[BEGIN]

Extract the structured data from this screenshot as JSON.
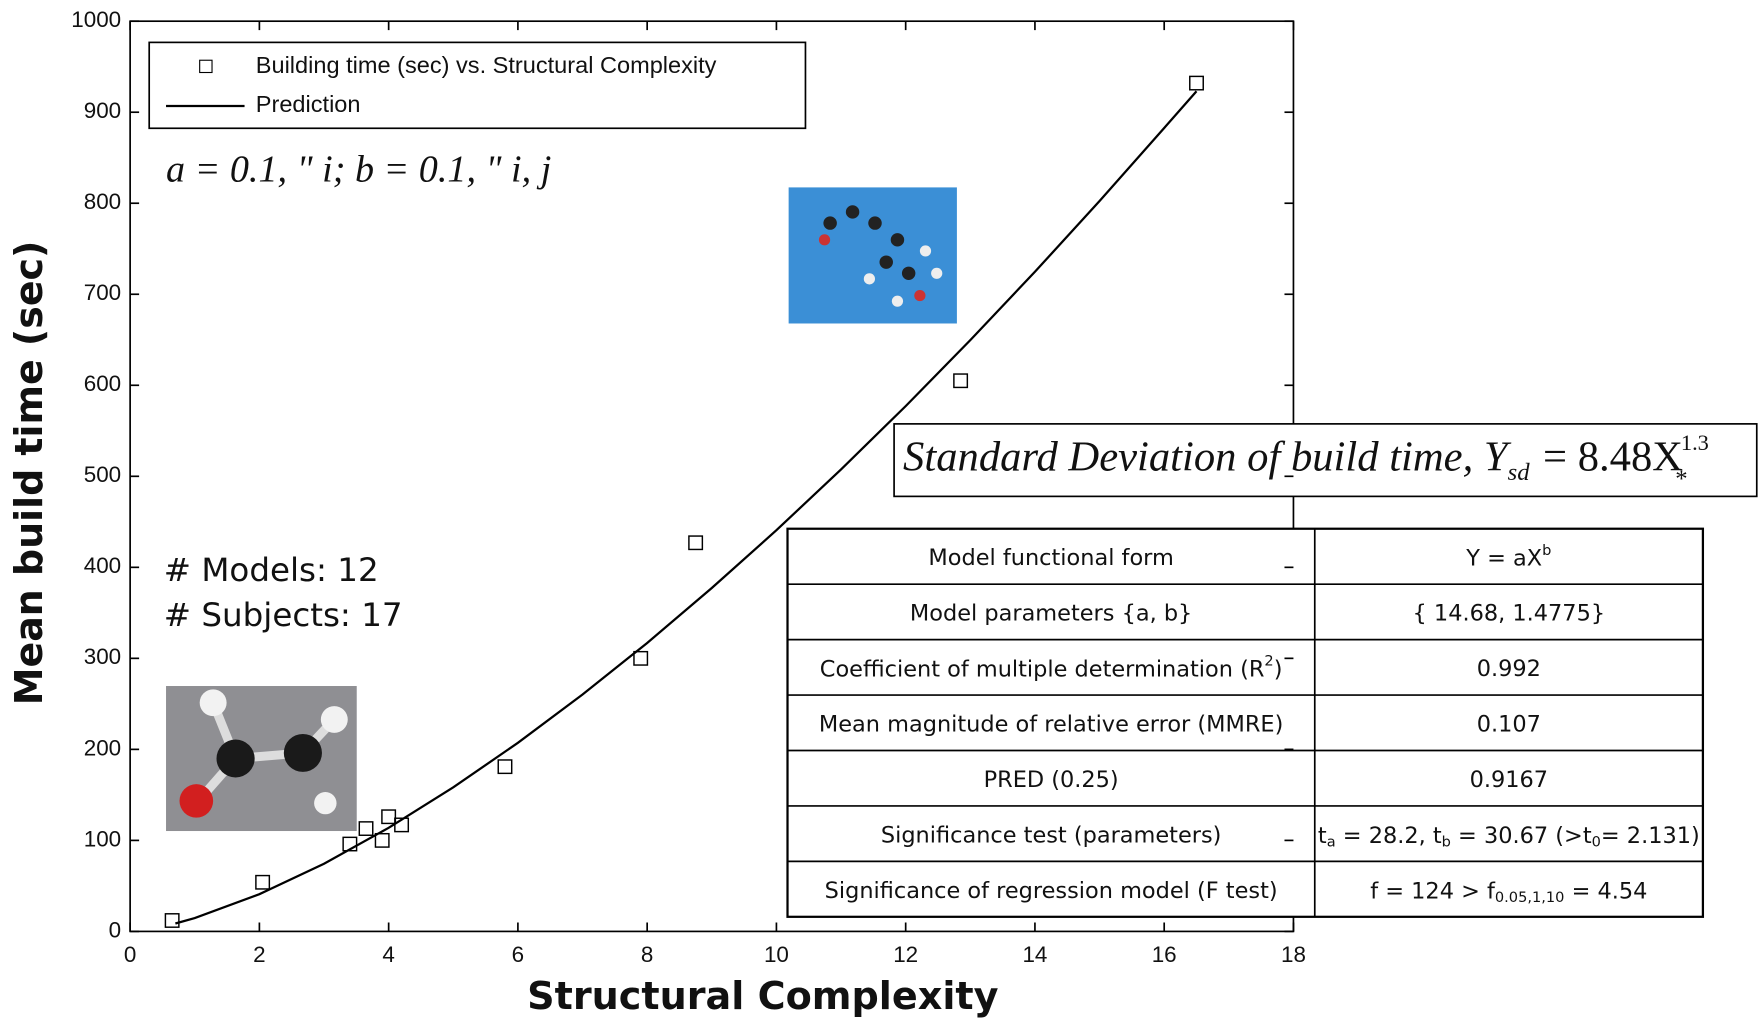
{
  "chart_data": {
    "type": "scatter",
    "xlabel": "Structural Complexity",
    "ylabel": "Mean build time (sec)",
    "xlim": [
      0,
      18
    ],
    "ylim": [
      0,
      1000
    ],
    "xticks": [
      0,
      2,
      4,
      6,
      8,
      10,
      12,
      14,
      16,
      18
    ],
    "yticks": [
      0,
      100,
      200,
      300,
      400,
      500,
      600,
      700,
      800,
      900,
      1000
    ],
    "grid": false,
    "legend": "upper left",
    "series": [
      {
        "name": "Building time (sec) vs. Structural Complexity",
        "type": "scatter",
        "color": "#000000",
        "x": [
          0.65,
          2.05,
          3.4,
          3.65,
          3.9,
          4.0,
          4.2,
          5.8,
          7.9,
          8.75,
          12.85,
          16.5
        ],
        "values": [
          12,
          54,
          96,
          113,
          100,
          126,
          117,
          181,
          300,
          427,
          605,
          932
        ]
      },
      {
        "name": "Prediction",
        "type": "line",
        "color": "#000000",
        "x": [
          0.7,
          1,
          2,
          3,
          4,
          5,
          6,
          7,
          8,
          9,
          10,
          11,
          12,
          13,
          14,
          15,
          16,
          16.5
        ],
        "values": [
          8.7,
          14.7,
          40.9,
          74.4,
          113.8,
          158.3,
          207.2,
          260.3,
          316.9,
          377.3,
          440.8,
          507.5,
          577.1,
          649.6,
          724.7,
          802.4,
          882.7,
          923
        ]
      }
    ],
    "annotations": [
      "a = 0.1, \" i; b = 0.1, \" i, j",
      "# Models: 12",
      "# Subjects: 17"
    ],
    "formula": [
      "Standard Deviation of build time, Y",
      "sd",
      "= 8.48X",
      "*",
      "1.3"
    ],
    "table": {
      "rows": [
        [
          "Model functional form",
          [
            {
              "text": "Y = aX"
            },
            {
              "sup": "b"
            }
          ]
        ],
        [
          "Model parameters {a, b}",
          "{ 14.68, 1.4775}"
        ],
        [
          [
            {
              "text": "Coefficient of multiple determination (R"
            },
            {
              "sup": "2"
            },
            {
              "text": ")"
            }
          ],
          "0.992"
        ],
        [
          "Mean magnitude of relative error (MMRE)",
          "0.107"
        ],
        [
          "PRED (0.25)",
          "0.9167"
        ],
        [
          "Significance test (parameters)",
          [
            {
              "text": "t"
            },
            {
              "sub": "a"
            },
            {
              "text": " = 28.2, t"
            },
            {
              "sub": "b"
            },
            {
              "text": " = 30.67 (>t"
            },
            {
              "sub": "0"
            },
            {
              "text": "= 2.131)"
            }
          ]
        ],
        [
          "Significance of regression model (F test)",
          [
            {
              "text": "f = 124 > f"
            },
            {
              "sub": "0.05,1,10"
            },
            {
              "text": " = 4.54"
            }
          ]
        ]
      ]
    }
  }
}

[END]
[BEGIN]

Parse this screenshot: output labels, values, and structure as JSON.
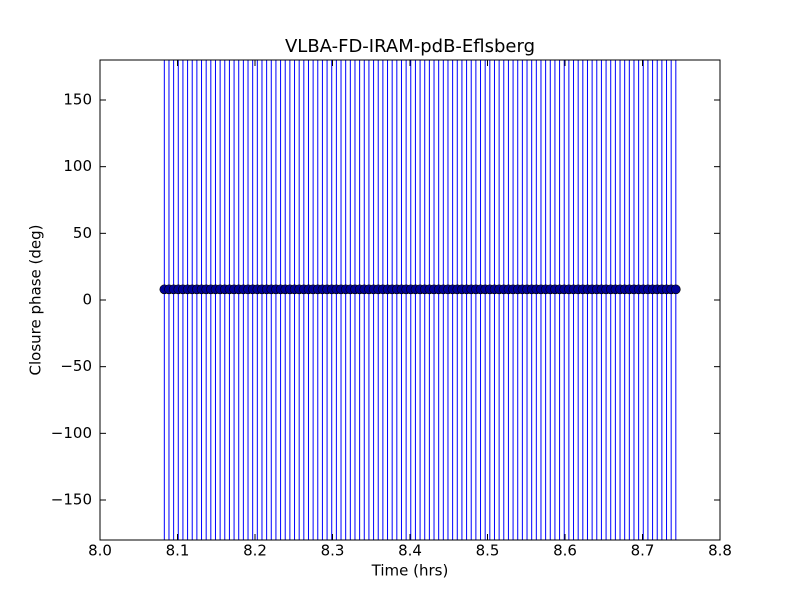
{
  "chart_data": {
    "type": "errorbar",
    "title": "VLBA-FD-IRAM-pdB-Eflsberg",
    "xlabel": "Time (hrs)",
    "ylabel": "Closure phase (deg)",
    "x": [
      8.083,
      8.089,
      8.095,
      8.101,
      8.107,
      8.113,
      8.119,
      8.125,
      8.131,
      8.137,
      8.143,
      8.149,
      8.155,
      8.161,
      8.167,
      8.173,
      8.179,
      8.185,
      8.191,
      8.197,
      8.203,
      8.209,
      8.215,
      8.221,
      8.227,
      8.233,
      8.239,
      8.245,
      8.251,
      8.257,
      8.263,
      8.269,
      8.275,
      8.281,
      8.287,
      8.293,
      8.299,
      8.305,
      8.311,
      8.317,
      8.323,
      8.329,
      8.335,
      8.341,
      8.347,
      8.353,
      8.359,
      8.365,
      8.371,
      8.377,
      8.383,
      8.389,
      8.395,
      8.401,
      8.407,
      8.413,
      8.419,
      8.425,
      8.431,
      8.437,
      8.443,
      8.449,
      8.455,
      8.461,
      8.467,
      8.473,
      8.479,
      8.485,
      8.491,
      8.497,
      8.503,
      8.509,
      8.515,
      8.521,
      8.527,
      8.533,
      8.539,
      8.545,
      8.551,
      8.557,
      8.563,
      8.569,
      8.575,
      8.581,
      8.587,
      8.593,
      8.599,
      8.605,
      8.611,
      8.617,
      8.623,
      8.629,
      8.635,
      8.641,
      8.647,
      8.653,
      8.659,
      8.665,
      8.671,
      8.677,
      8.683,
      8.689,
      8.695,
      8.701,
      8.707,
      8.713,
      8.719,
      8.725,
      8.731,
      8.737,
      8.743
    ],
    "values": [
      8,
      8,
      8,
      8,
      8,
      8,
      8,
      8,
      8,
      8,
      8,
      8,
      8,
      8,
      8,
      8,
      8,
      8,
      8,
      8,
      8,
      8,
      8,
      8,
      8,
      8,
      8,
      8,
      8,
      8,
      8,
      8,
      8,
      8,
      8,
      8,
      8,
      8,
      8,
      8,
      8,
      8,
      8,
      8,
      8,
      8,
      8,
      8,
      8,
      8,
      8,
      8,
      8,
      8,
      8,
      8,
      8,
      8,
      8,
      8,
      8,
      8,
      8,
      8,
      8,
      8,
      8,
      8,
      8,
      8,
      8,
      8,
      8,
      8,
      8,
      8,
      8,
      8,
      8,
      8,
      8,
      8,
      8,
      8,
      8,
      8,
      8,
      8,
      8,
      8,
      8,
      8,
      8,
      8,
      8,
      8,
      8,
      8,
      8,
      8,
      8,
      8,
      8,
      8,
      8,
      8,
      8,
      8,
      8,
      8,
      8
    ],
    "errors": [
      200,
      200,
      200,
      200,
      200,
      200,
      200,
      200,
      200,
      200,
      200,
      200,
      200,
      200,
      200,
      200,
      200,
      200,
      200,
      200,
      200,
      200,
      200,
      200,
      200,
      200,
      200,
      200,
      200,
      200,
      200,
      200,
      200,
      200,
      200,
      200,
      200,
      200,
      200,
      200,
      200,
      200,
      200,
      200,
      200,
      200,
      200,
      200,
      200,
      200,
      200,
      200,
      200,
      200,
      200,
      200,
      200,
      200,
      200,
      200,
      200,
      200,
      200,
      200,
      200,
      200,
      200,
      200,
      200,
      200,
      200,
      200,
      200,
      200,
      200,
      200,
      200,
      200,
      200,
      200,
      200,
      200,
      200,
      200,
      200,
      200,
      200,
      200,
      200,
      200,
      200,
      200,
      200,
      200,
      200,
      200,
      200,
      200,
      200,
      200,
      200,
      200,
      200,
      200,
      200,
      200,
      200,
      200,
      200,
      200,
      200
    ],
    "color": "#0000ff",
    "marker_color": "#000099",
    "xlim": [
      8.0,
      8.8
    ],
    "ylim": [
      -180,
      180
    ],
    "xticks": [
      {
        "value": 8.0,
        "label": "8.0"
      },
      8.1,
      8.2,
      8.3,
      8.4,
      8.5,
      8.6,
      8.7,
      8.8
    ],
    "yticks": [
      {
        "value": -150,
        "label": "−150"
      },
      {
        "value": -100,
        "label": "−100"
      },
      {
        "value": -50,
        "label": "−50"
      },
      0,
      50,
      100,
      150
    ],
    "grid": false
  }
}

[END]

In the data above, count the lines where the word "Significance" appears; reply with the number only.

2